Copy out lines with the word "this" from the material that follows.
--
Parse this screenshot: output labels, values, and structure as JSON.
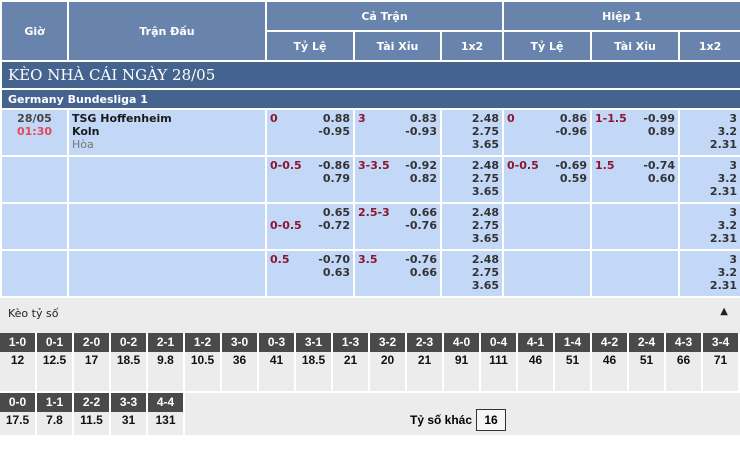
{
  "header": {
    "time": "Giờ",
    "match": "Trận Đấu",
    "full": "Cả Trận",
    "half": "Hiệp 1",
    "hcap": "Tỷ Lệ",
    "ou": "Tài Xỉu",
    "x12": "1x2"
  },
  "banner": "KÈO NHÀ CÁI NGÀY 28/05",
  "league": "Germany Bundesliga 1",
  "match": {
    "date": "28/05",
    "time": "01:30",
    "home": "TSG Hoffenheim",
    "away": "Koln",
    "draw": "Hòa"
  },
  "rows": [
    {
      "ft_h": "0",
      "ft_hv": [
        "0.88",
        "-0.95"
      ],
      "ft_o": "3",
      "ft_ov": [
        "0.83",
        "-0.93"
      ],
      "ft_x": [
        "2.48",
        "2.75",
        "3.65"
      ],
      "h1_h": "0",
      "h1_hv": [
        "0.86",
        "-0.96"
      ],
      "h1_o": "1-1.5",
      "h1_ov": [
        "-0.99",
        "0.89"
      ],
      "h1_x": [
        "3",
        "3.2",
        "2.31"
      ]
    },
    {
      "ft_h": "0-0.5",
      "ft_hv": [
        "-0.86",
        "0.79"
      ],
      "ft_o": "3-3.5",
      "ft_ov": [
        "-0.92",
        "0.82"
      ],
      "ft_x": [
        "2.48",
        "2.75",
        "3.65"
      ],
      "h1_h": "0-0.5",
      "h1_hv": [
        "-0.69",
        "0.59"
      ],
      "h1_o": "1.5",
      "h1_ov": [
        "-0.74",
        "0.60"
      ],
      "h1_x": [
        "3",
        "3.2",
        "2.31"
      ]
    },
    {
      "ft_h": "",
      "ft_h2": "0-0.5",
      "ft_hv": [
        "0.65",
        "-0.72"
      ],
      "ft_o": "2.5-3",
      "ft_ov": [
        "0.66",
        "-0.76"
      ],
      "ft_x": [
        "2.48",
        "2.75",
        "3.65"
      ],
      "h1_h": "",
      "h1_hv": [
        "",
        ""
      ],
      "h1_o": "",
      "h1_ov": [
        "",
        ""
      ],
      "h1_x": [
        "3",
        "3.2",
        "2.31"
      ]
    },
    {
      "ft_h": "0.5",
      "ft_hv": [
        "-0.70",
        "0.63"
      ],
      "ft_o": "3.5",
      "ft_ov": [
        "-0.76",
        "0.66"
      ],
      "ft_x": [
        "2.48",
        "2.75",
        "3.65"
      ],
      "h1_h": "",
      "h1_hv": [
        "",
        ""
      ],
      "h1_o": "",
      "h1_ov": [
        "",
        ""
      ],
      "h1_x": [
        "3",
        "3.2",
        "2.31"
      ]
    }
  ],
  "correct_score": {
    "title": "Kèo tỷ số",
    "toggle_icon": "triangle-up-icon",
    "row1": [
      [
        "1-0",
        "12"
      ],
      [
        "0-1",
        "12.5"
      ],
      [
        "2-0",
        "17"
      ],
      [
        "0-2",
        "18.5"
      ],
      [
        "2-1",
        "9.8"
      ],
      [
        "1-2",
        "10.5"
      ],
      [
        "3-0",
        "36"
      ],
      [
        "0-3",
        "41"
      ],
      [
        "3-1",
        "18.5"
      ],
      [
        "1-3",
        "21"
      ],
      [
        "3-2",
        "20"
      ],
      [
        "2-3",
        "21"
      ],
      [
        "4-0",
        "91"
      ],
      [
        "0-4",
        "111"
      ],
      [
        "4-1",
        "46"
      ],
      [
        "1-4",
        "51"
      ],
      [
        "4-2",
        "46"
      ],
      [
        "2-4",
        "51"
      ],
      [
        "4-3",
        "66"
      ],
      [
        "3-4",
        "71"
      ]
    ],
    "row2": [
      [
        "0-0",
        "17.5"
      ],
      [
        "1-1",
        "7.8"
      ],
      [
        "2-2",
        "11.5"
      ],
      [
        "3-3",
        "31"
      ],
      [
        "4-4",
        "131"
      ]
    ],
    "other_label": "Tỷ số khác",
    "other_value": "16"
  }
}
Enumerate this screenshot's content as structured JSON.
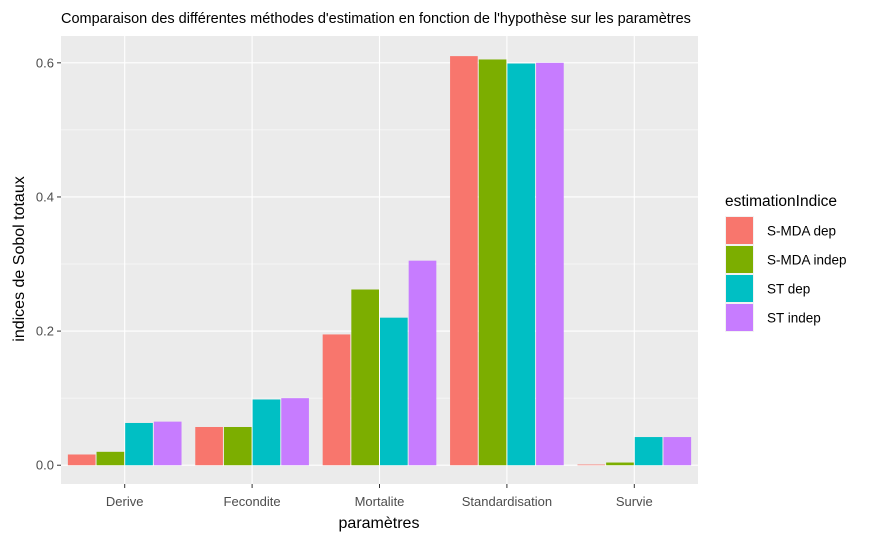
{
  "chart_data": {
    "type": "bar",
    "title": "Comparaison des différentes méthodes d'estimation en fonction de l'hypothèse sur les paramètres",
    "xlabel": "paramètres",
    "ylabel": "indices de Sobol totaux",
    "categories": [
      "Derive",
      "Fecondite",
      "Mortalite",
      "Standardisation",
      "Survie"
    ],
    "yticks": [
      "0.0",
      "0.2",
      "0.4",
      "0.6"
    ],
    "ylim": [
      -0.028,
      0.64
    ],
    "grid": true,
    "legend": {
      "title": "estimationIndice",
      "placement": "right"
    },
    "series": [
      {
        "name": "S-MDA dep",
        "color": "#F8766D",
        "values": [
          0.016,
          0.057,
          0.195,
          0.61,
          0.001
        ]
      },
      {
        "name": "S-MDA indep",
        "color": "#7CAE00",
        "values": [
          0.02,
          0.057,
          0.262,
          0.605,
          0.004
        ]
      },
      {
        "name": "ST dep",
        "color": "#00BFC4",
        "values": [
          0.063,
          0.098,
          0.22,
          0.599,
          0.042
        ]
      },
      {
        "name": "ST indep",
        "color": "#C77CFF",
        "values": [
          0.065,
          0.1,
          0.305,
          0.6,
          0.042
        ]
      }
    ]
  }
}
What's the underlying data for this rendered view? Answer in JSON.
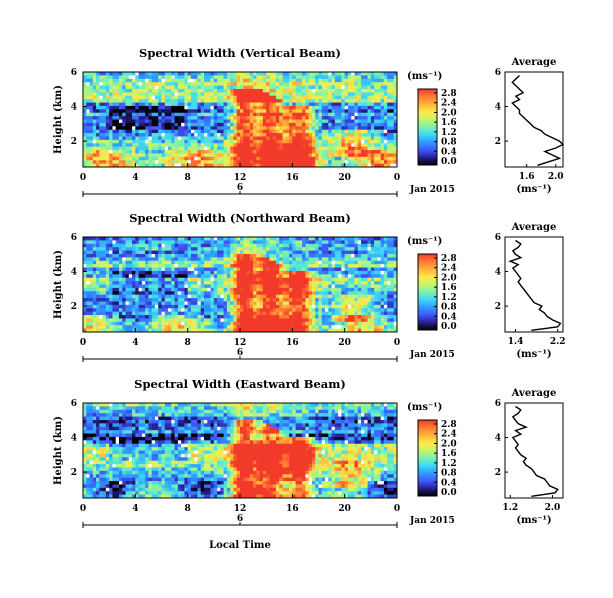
{
  "figure": {
    "xlabel": "Local Time",
    "date_label": "Jan 2015",
    "date_marker": "6"
  },
  "colors": {
    "colormap": [
      "#000000",
      "#2a1f8f",
      "#3f59ff",
      "#2f9bff",
      "#3fd9f5",
      "#7bf0b0",
      "#c8f56a",
      "#ffe94a",
      "#ffb23a",
      "#ff7a33",
      "#f23a2a"
    ],
    "mask": "#ffffff",
    "axis": "#000000"
  },
  "chart_data": [
    {
      "type": "heatmap",
      "title": "Spectral Width (Vertical Beam)",
      "ylabel": "Height (km)",
      "xticks": [
        "0",
        "4",
        "8",
        "12",
        "16",
        "20",
        "0"
      ],
      "yticks": [
        "6",
        "4",
        "2"
      ],
      "xlim": [
        0,
        24
      ],
      "ylim": [
        0.5,
        6
      ],
      "cbar_unit": "(ms⁻¹)",
      "cbar_ticks": [
        "2.8",
        "2.4",
        "2.0",
        "1.6",
        "1.2",
        "0.8",
        "0.4",
        "0.0"
      ],
      "clim": [
        0,
        3.0
      ],
      "profile": {
        "title": "Average",
        "xlabel": "(ms⁻¹)",
        "xticks": [
          "1.6",
          "2.0"
        ],
        "yticks": [
          "6",
          "4",
          "2"
        ],
        "xlim": [
          1.3,
          2.1
        ],
        "ylim": [
          0.5,
          6
        ],
        "height_km": [
          0.6,
          0.8,
          1.0,
          1.2,
          1.4,
          1.6,
          1.8,
          2.0,
          2.2,
          2.4,
          2.6,
          2.8,
          3.0,
          3.2,
          3.4,
          3.6,
          3.8,
          4.0,
          4.2,
          4.4,
          4.6,
          4.8,
          5.0,
          5.2,
          5.4,
          5.6,
          5.8
        ],
        "width": [
          1.75,
          1.9,
          2.05,
          1.95,
          1.85,
          2.0,
          2.1,
          2.05,
          1.95,
          1.85,
          1.8,
          1.7,
          1.65,
          1.6,
          1.55,
          1.5,
          1.5,
          1.45,
          1.4,
          1.5,
          1.45,
          1.55,
          1.5,
          1.45,
          1.4,
          1.45,
          1.5
        ]
      }
    },
    {
      "type": "heatmap",
      "title": "Spectral Width (Northward Beam)",
      "ylabel": "Height (km)",
      "xticks": [
        "0",
        "4",
        "8",
        "12",
        "16",
        "20",
        "0"
      ],
      "yticks": [
        "6",
        "4",
        "2"
      ],
      "xlim": [
        0,
        24
      ],
      "ylim": [
        0.5,
        6
      ],
      "cbar_unit": "(ms⁻¹)",
      "cbar_ticks": [
        "2.8",
        "2.4",
        "2.0",
        "1.6",
        "1.2",
        "0.8",
        "0.4",
        "0.0"
      ],
      "clim": [
        0,
        3.0
      ],
      "profile": {
        "title": "Average",
        "xlabel": "(ms⁻¹)",
        "xticks": [
          "1.4",
          "2.2"
        ],
        "yticks": [
          "6",
          "4",
          "2"
        ],
        "xlim": [
          1.2,
          2.3
        ],
        "ylim": [
          0.5,
          6
        ],
        "height_km": [
          0.6,
          0.8,
          1.0,
          1.2,
          1.4,
          1.6,
          1.8,
          2.0,
          2.2,
          2.4,
          2.6,
          2.8,
          3.0,
          3.2,
          3.4,
          3.6,
          3.8,
          4.0,
          4.2,
          4.4,
          4.6,
          4.8,
          5.0,
          5.2,
          5.4,
          5.6,
          5.8
        ],
        "width": [
          1.7,
          2.2,
          2.25,
          2.1,
          2.0,
          1.95,
          1.85,
          1.9,
          1.75,
          1.7,
          1.65,
          1.6,
          1.55,
          1.5,
          1.45,
          1.5,
          1.45,
          1.4,
          1.35,
          1.45,
          1.3,
          1.5,
          1.4,
          1.35,
          1.45,
          1.5,
          1.4
        ]
      }
    },
    {
      "type": "heatmap",
      "title": "Spectral Width (Eastward Beam)",
      "ylabel": "Height (km)",
      "xticks": [
        "0",
        "4",
        "8",
        "12",
        "16",
        "20",
        "0"
      ],
      "yticks": [
        "6",
        "4",
        "2"
      ],
      "xlim": [
        0,
        24
      ],
      "ylim": [
        0.5,
        6
      ],
      "cbar_unit": "(ms⁻¹)",
      "cbar_ticks": [
        "2.8",
        "2.4",
        "2.0",
        "1.6",
        "1.2",
        "0.8",
        "0.4",
        "0.0"
      ],
      "clim": [
        0,
        3.0
      ],
      "profile": {
        "title": "Average",
        "xlabel": "(ms⁻¹)",
        "xticks": [
          "1.2",
          "2.0"
        ],
        "yticks": [
          "6",
          "4",
          "2"
        ],
        "xlim": [
          1.1,
          2.2
        ],
        "ylim": [
          0.5,
          6
        ],
        "height_km": [
          0.6,
          0.8,
          1.0,
          1.2,
          1.4,
          1.6,
          1.8,
          2.0,
          2.2,
          2.4,
          2.6,
          2.8,
          3.0,
          3.2,
          3.4,
          3.6,
          3.8,
          4.0,
          4.2,
          4.4,
          4.6,
          4.8,
          5.0,
          5.2,
          5.4,
          5.6,
          5.8
        ],
        "width": [
          1.6,
          2.05,
          2.1,
          1.95,
          1.9,
          1.85,
          1.7,
          1.65,
          1.6,
          1.5,
          1.45,
          1.5,
          1.4,
          1.35,
          1.3,
          1.35,
          1.3,
          1.25,
          1.4,
          1.3,
          1.5,
          1.35,
          1.3,
          1.25,
          1.35,
          1.4,
          1.3
        ]
      }
    }
  ]
}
--
(EXERCISE SOLUTION):
Parse this screenshot: output labels, values, and structure as JSON.
Enumerate this screenshot's content as structured JSON.
What's the underlying data for this rendered view? Answer in JSON.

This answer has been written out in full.